--- Start of Dataset ---

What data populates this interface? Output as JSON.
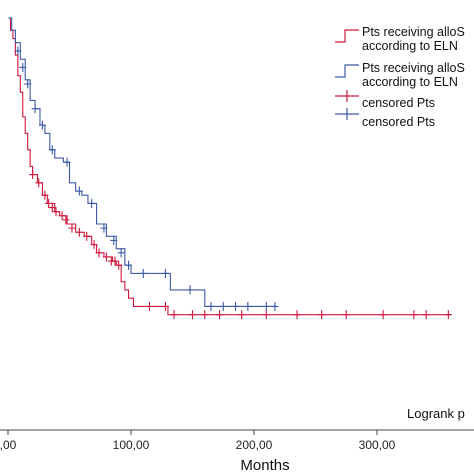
{
  "chart_data": {
    "type": "line",
    "xlabel": "Months",
    "x_ticks": [
      0,
      100,
      200,
      300
    ],
    "x_tick_labels": [
      ",00",
      "100,00",
      "200,00",
      "300,00"
    ],
    "xlim": [
      0,
      360
    ],
    "ylim": [
      0,
      1
    ],
    "annotation": "Logrank p",
    "legend": [
      {
        "label_lines": [
          "Pts receiving alloS",
          "according to ELN"
        ],
        "color": "#d0173d",
        "marker": "line"
      },
      {
        "label_lines": [
          "Pts receiving alloS",
          "according to ELN"
        ],
        "color": "#3b5aa6",
        "marker": "line"
      },
      {
        "label_lines": [
          "censored Pts"
        ],
        "color": "#d0173d",
        "marker": "cross"
      },
      {
        "label_lines": [
          "censored Pts"
        ],
        "color": "#3b5aa6",
        "marker": "cross"
      }
    ],
    "series": [
      {
        "color": "#d0173d",
        "steps": [
          [
            0,
            1.0
          ],
          [
            2,
            0.97
          ],
          [
            4,
            0.95
          ],
          [
            6,
            0.91
          ],
          [
            8,
            0.86
          ],
          [
            10,
            0.82
          ],
          [
            12,
            0.76
          ],
          [
            14,
            0.72
          ],
          [
            16,
            0.68
          ],
          [
            18,
            0.64
          ],
          [
            20,
            0.62
          ],
          [
            24,
            0.6
          ],
          [
            28,
            0.57
          ],
          [
            32,
            0.55
          ],
          [
            38,
            0.53
          ],
          [
            42,
            0.52
          ],
          [
            48,
            0.5
          ],
          [
            55,
            0.48
          ],
          [
            62,
            0.47
          ],
          [
            68,
            0.45
          ],
          [
            72,
            0.43
          ],
          [
            78,
            0.42
          ],
          [
            85,
            0.41
          ],
          [
            88,
            0.4
          ],
          [
            92,
            0.36
          ],
          [
            95,
            0.34
          ],
          [
            98,
            0.32
          ],
          [
            102,
            0.3
          ],
          [
            109,
            0.3
          ],
          [
            130,
            0.28
          ],
          [
            360,
            0.28
          ]
        ],
        "censored": [
          [
            20,
            0.62
          ],
          [
            25,
            0.6
          ],
          [
            30,
            0.57
          ],
          [
            33,
            0.55
          ],
          [
            36,
            0.54
          ],
          [
            39,
            0.53
          ],
          [
            44,
            0.52
          ],
          [
            47,
            0.51
          ],
          [
            52,
            0.49
          ],
          [
            58,
            0.48
          ],
          [
            64,
            0.47
          ],
          [
            70,
            0.45
          ],
          [
            74,
            0.43
          ],
          [
            80,
            0.42
          ],
          [
            84,
            0.41
          ],
          [
            87,
            0.41
          ],
          [
            90,
            0.4
          ],
          [
            115,
            0.3
          ],
          [
            128,
            0.3
          ],
          [
            135,
            0.28
          ],
          [
            150,
            0.28
          ],
          [
            160,
            0.28
          ],
          [
            172,
            0.28
          ],
          [
            190,
            0.28
          ],
          [
            210,
            0.28
          ],
          [
            235,
            0.28
          ],
          [
            255,
            0.28
          ],
          [
            275,
            0.28
          ],
          [
            305,
            0.28
          ],
          [
            330,
            0.28
          ],
          [
            340,
            0.28
          ],
          [
            358,
            0.28
          ]
        ]
      },
      {
        "color": "#3b5aa6",
        "steps": [
          [
            0,
            1.0
          ],
          [
            3,
            0.97
          ],
          [
            6,
            0.94
          ],
          [
            10,
            0.9
          ],
          [
            14,
            0.85
          ],
          [
            18,
            0.8
          ],
          [
            22,
            0.78
          ],
          [
            26,
            0.74
          ],
          [
            30,
            0.72
          ],
          [
            34,
            0.68
          ],
          [
            38,
            0.66
          ],
          [
            45,
            0.65
          ],
          [
            50,
            0.6
          ],
          [
            55,
            0.58
          ],
          [
            60,
            0.57
          ],
          [
            65,
            0.55
          ],
          [
            72,
            0.5
          ],
          [
            80,
            0.47
          ],
          [
            88,
            0.44
          ],
          [
            95,
            0.4
          ],
          [
            100,
            0.38
          ],
          [
            115,
            0.38
          ],
          [
            132,
            0.34
          ],
          [
            155,
            0.34
          ],
          [
            160,
            0.3
          ],
          [
            200,
            0.3
          ],
          [
            217,
            0.3
          ]
        ],
        "censored": [
          [
            8,
            0.92
          ],
          [
            12,
            0.88
          ],
          [
            16,
            0.84
          ],
          [
            22,
            0.78
          ],
          [
            28,
            0.74
          ],
          [
            36,
            0.68
          ],
          [
            48,
            0.65
          ],
          [
            58,
            0.58
          ],
          [
            68,
            0.55
          ],
          [
            78,
            0.49
          ],
          [
            86,
            0.46
          ],
          [
            92,
            0.43
          ],
          [
            98,
            0.4
          ],
          [
            110,
            0.38
          ],
          [
            128,
            0.38
          ],
          [
            148,
            0.34
          ],
          [
            165,
            0.3
          ],
          [
            175,
            0.3
          ],
          [
            185,
            0.3
          ],
          [
            195,
            0.3
          ],
          [
            210,
            0.3
          ],
          [
            217,
            0.3
          ]
        ]
      }
    ]
  }
}
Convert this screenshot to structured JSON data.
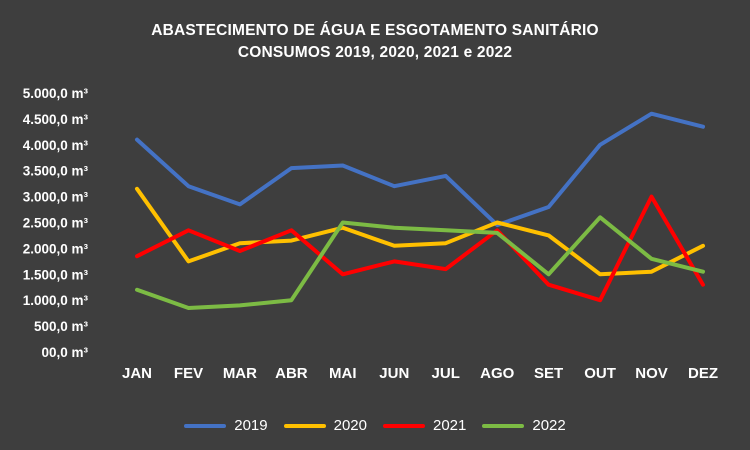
{
  "title": {
    "line1": "ABASTECIMENTO DE ÁGUA E ESGOTAMENTO SANITÁRIO",
    "line2": "CONSUMOS 2019, 2020, 2021 e 2022"
  },
  "colors": {
    "background": "#3E3E3E",
    "text": "#FFFFFF"
  },
  "chart_data": {
    "type": "line",
    "title": "ABASTECIMENTO DE ÁGUA E ESGOTAMENTO SANITÁRIO CONSUMOS 2019, 2020, 2021 e 2022",
    "unit": "m³",
    "grid": false,
    "legend_position": "bottom",
    "ylim": [
      0,
      5000
    ],
    "categories": [
      "JAN",
      "FEV",
      "MAR",
      "ABR",
      "MAI",
      "JUN",
      "JUL",
      "AGO",
      "SET",
      "OUT",
      "NOV",
      "DEZ"
    ],
    "y_ticks": [
      {
        "value": 0,
        "label": "00,0 m³"
      },
      {
        "value": 500,
        "label": "500,0 m³"
      },
      {
        "value": 1000,
        "label": "1.000,0 m³"
      },
      {
        "value": 1500,
        "label": "1.500,0 m³"
      },
      {
        "value": 2000,
        "label": "2.000,0 m³"
      },
      {
        "value": 2500,
        "label": "2.500,0 m³"
      },
      {
        "value": 3000,
        "label": "3.000,0 m³"
      },
      {
        "value": 3500,
        "label": "3.500,0 m³"
      },
      {
        "value": 4000,
        "label": "4.000,0 m³"
      },
      {
        "value": 4500,
        "label": "4.500,0 m³"
      },
      {
        "value": 5000,
        "label": "5.000,0 m³"
      }
    ],
    "series": [
      {
        "name": "2019",
        "color": "#4472C4",
        "values": [
          4100,
          3200,
          2850,
          3550,
          3600,
          3200,
          3400,
          2450,
          2800,
          4000,
          4600,
          4350
        ]
      },
      {
        "name": "2020",
        "color": "#FFC000",
        "values": [
          3150,
          1750,
          2100,
          2150,
          2400,
          2050,
          2100,
          2500,
          2250,
          1500,
          1550,
          2050
        ]
      },
      {
        "name": "2021",
        "color": "#FF0000",
        "values": [
          1850,
          2350,
          1950,
          2350,
          1500,
          1750,
          1600,
          2350,
          1300,
          1000,
          3000,
          1300
        ]
      },
      {
        "name": "2022",
        "color": "#7CBB44",
        "values": [
          1200,
          850,
          900,
          1000,
          2500,
          2400,
          2350,
          2300,
          1500,
          2600,
          1800,
          1550
        ]
      }
    ]
  }
}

--- End of Dataset ---

■ Exercise description ■
Pictures stay out; reproduce every line of the records exactly.

■ Output below ■
What data populates this interface? Output as JSON.
{
  "chart_data": {
    "type": "line",
    "xlabel": "Months",
    "x_ticks": [
      0,
      100,
      200,
      300
    ],
    "x_tick_labels": [
      ",00",
      "100,00",
      "200,00",
      "300,00"
    ],
    "xlim": [
      0,
      360
    ],
    "ylim": [
      0,
      1
    ],
    "annotation": "Logrank p",
    "legend": [
      {
        "label_lines": [
          "Pts receiving alloS",
          "according to ELN"
        ],
        "color": "#d0173d",
        "marker": "line"
      },
      {
        "label_lines": [
          "Pts receiving alloS",
          "according to ELN"
        ],
        "color": "#3b5aa6",
        "marker": "line"
      },
      {
        "label_lines": [
          "censored Pts"
        ],
        "color": "#d0173d",
        "marker": "cross"
      },
      {
        "label_lines": [
          "censored Pts"
        ],
        "color": "#3b5aa6",
        "marker": "cross"
      }
    ],
    "series": [
      {
        "color": "#d0173d",
        "steps": [
          [
            0,
            1.0
          ],
          [
            2,
            0.97
          ],
          [
            4,
            0.95
          ],
          [
            6,
            0.91
          ],
          [
            8,
            0.86
          ],
          [
            10,
            0.82
          ],
          [
            12,
            0.76
          ],
          [
            14,
            0.72
          ],
          [
            16,
            0.68
          ],
          [
            18,
            0.64
          ],
          [
            20,
            0.62
          ],
          [
            24,
            0.6
          ],
          [
            28,
            0.57
          ],
          [
            32,
            0.55
          ],
          [
            38,
            0.53
          ],
          [
            42,
            0.52
          ],
          [
            48,
            0.5
          ],
          [
            55,
            0.48
          ],
          [
            62,
            0.47
          ],
          [
            68,
            0.45
          ],
          [
            72,
            0.43
          ],
          [
            78,
            0.42
          ],
          [
            85,
            0.41
          ],
          [
            88,
            0.4
          ],
          [
            92,
            0.36
          ],
          [
            95,
            0.34
          ],
          [
            98,
            0.32
          ],
          [
            102,
            0.3
          ],
          [
            109,
            0.3
          ],
          [
            130,
            0.28
          ],
          [
            360,
            0.28
          ]
        ],
        "censored": [
          [
            20,
            0.62
          ],
          [
            25,
            0.6
          ],
          [
            30,
            0.57
          ],
          [
            33,
            0.55
          ],
          [
            36,
            0.54
          ],
          [
            39,
            0.53
          ],
          [
            44,
            0.52
          ],
          [
            47,
            0.51
          ],
          [
            52,
            0.49
          ],
          [
            58,
            0.48
          ],
          [
            64,
            0.47
          ],
          [
            70,
            0.45
          ],
          [
            74,
            0.43
          ],
          [
            80,
            0.42
          ],
          [
            84,
            0.41
          ],
          [
            87,
            0.41
          ],
          [
            90,
            0.4
          ],
          [
            115,
            0.3
          ],
          [
            128,
            0.3
          ],
          [
            135,
            0.28
          ],
          [
            150,
            0.28
          ],
          [
            160,
            0.28
          ],
          [
            172,
            0.28
          ],
          [
            190,
            0.28
          ],
          [
            210,
            0.28
          ],
          [
            235,
            0.28
          ],
          [
            255,
            0.28
          ],
          [
            275,
            0.28
          ],
          [
            305,
            0.28
          ],
          [
            330,
            0.28
          ],
          [
            340,
            0.28
          ],
          [
            358,
            0.28
          ]
        ]
      },
      {
        "color": "#3b5aa6",
        "steps": [
          [
            0,
            1.0
          ],
          [
            3,
            0.97
          ],
          [
            6,
            0.94
          ],
          [
            10,
            0.9
          ],
          [
            14,
            0.85
          ],
          [
            18,
            0.8
          ],
          [
            22,
            0.78
          ],
          [
            26,
            0.74
          ],
          [
            30,
            0.72
          ],
          [
            34,
            0.68
          ],
          [
            38,
            0.66
          ],
          [
            45,
            0.65
          ],
          [
            50,
            0.6
          ],
          [
            55,
            0.58
          ],
          [
            60,
            0.57
          ],
          [
            65,
            0.55
          ],
          [
            72,
            0.5
          ],
          [
            80,
            0.47
          ],
          [
            88,
            0.44
          ],
          [
            95,
            0.4
          ],
          [
            100,
            0.38
          ],
          [
            115,
            0.38
          ],
          [
            132,
            0.34
          ],
          [
            155,
            0.34
          ],
          [
            160,
            0.3
          ],
          [
            200,
            0.3
          ],
          [
            217,
            0.3
          ]
        ],
        "censored": [
          [
            8,
            0.92
          ],
          [
            12,
            0.88
          ],
          [
            16,
            0.84
          ],
          [
            22,
            0.78
          ],
          [
            28,
            0.74
          ],
          [
            36,
            0.68
          ],
          [
            48,
            0.65
          ],
          [
            58,
            0.58
          ],
          [
            68,
            0.55
          ],
          [
            78,
            0.49
          ],
          [
            86,
            0.46
          ],
          [
            92,
            0.43
          ],
          [
            98,
            0.4
          ],
          [
            110,
            0.38
          ],
          [
            128,
            0.38
          ],
          [
            148,
            0.34
          ],
          [
            165,
            0.3
          ],
          [
            175,
            0.3
          ],
          [
            185,
            0.3
          ],
          [
            195,
            0.3
          ],
          [
            210,
            0.3
          ],
          [
            217,
            0.3
          ]
        ]
      }
    ]
  }
}
Convert this screenshot to structured JSON data.
{
  "title": {
    "line1": "ABASTECIMENTO DE ÁGUA E ESGOTAMENTO SANITÁRIO",
    "line2": "CONSUMOS 2019, 2020, 2021 e 2022"
  },
  "colors": {
    "background": "#3E3E3E",
    "text": "#FFFFFF"
  },
  "chart_data": {
    "type": "line",
    "title": "ABASTECIMENTO DE ÁGUA E ESGOTAMENTO SANITÁRIO CONSUMOS 2019, 2020, 2021 e 2022",
    "unit": "m³",
    "grid": false,
    "legend_position": "bottom",
    "ylim": [
      0,
      5000
    ],
    "categories": [
      "JAN",
      "FEV",
      "MAR",
      "ABR",
      "MAI",
      "JUN",
      "JUL",
      "AGO",
      "SET",
      "OUT",
      "NOV",
      "DEZ"
    ],
    "y_ticks": [
      {
        "value": 0,
        "label": "00,0 m³"
      },
      {
        "value": 500,
        "label": "500,0 m³"
      },
      {
        "value": 1000,
        "label": "1.000,0 m³"
      },
      {
        "value": 1500,
        "label": "1.500,0 m³"
      },
      {
        "value": 2000,
        "label": "2.000,0 m³"
      },
      {
        "value": 2500,
        "label": "2.500,0 m³"
      },
      {
        "value": 3000,
        "label": "3.000,0 m³"
      },
      {
        "value": 3500,
        "label": "3.500,0 m³"
      },
      {
        "value": 4000,
        "label": "4.000,0 m³"
      },
      {
        "value": 4500,
        "label": "4.500,0 m³"
      },
      {
        "value": 5000,
        "label": "5.000,0 m³"
      }
    ],
    "series": [
      {
        "name": "2019",
        "color": "#4472C4",
        "values": [
          4100,
          3200,
          2850,
          3550,
          3600,
          3200,
          3400,
          2450,
          2800,
          4000,
          4600,
          4350
        ]
      },
      {
        "name": "2020",
        "color": "#FFC000",
        "values": [
          3150,
          1750,
          2100,
          2150,
          2400,
          2050,
          2100,
          2500,
          2250,
          1500,
          1550,
          2050
        ]
      },
      {
        "name": "2021",
        "color": "#FF0000",
        "values": [
          1850,
          2350,
          1950,
          2350,
          1500,
          1750,
          1600,
          2350,
          1300,
          1000,
          3000,
          1300
        ]
      },
      {
        "name": "2022",
        "color": "#7CBB44",
        "values": [
          1200,
          850,
          900,
          1000,
          2500,
          2400,
          2350,
          2300,
          1500,
          2600,
          1800,
          1550
        ]
      }
    ]
  }
}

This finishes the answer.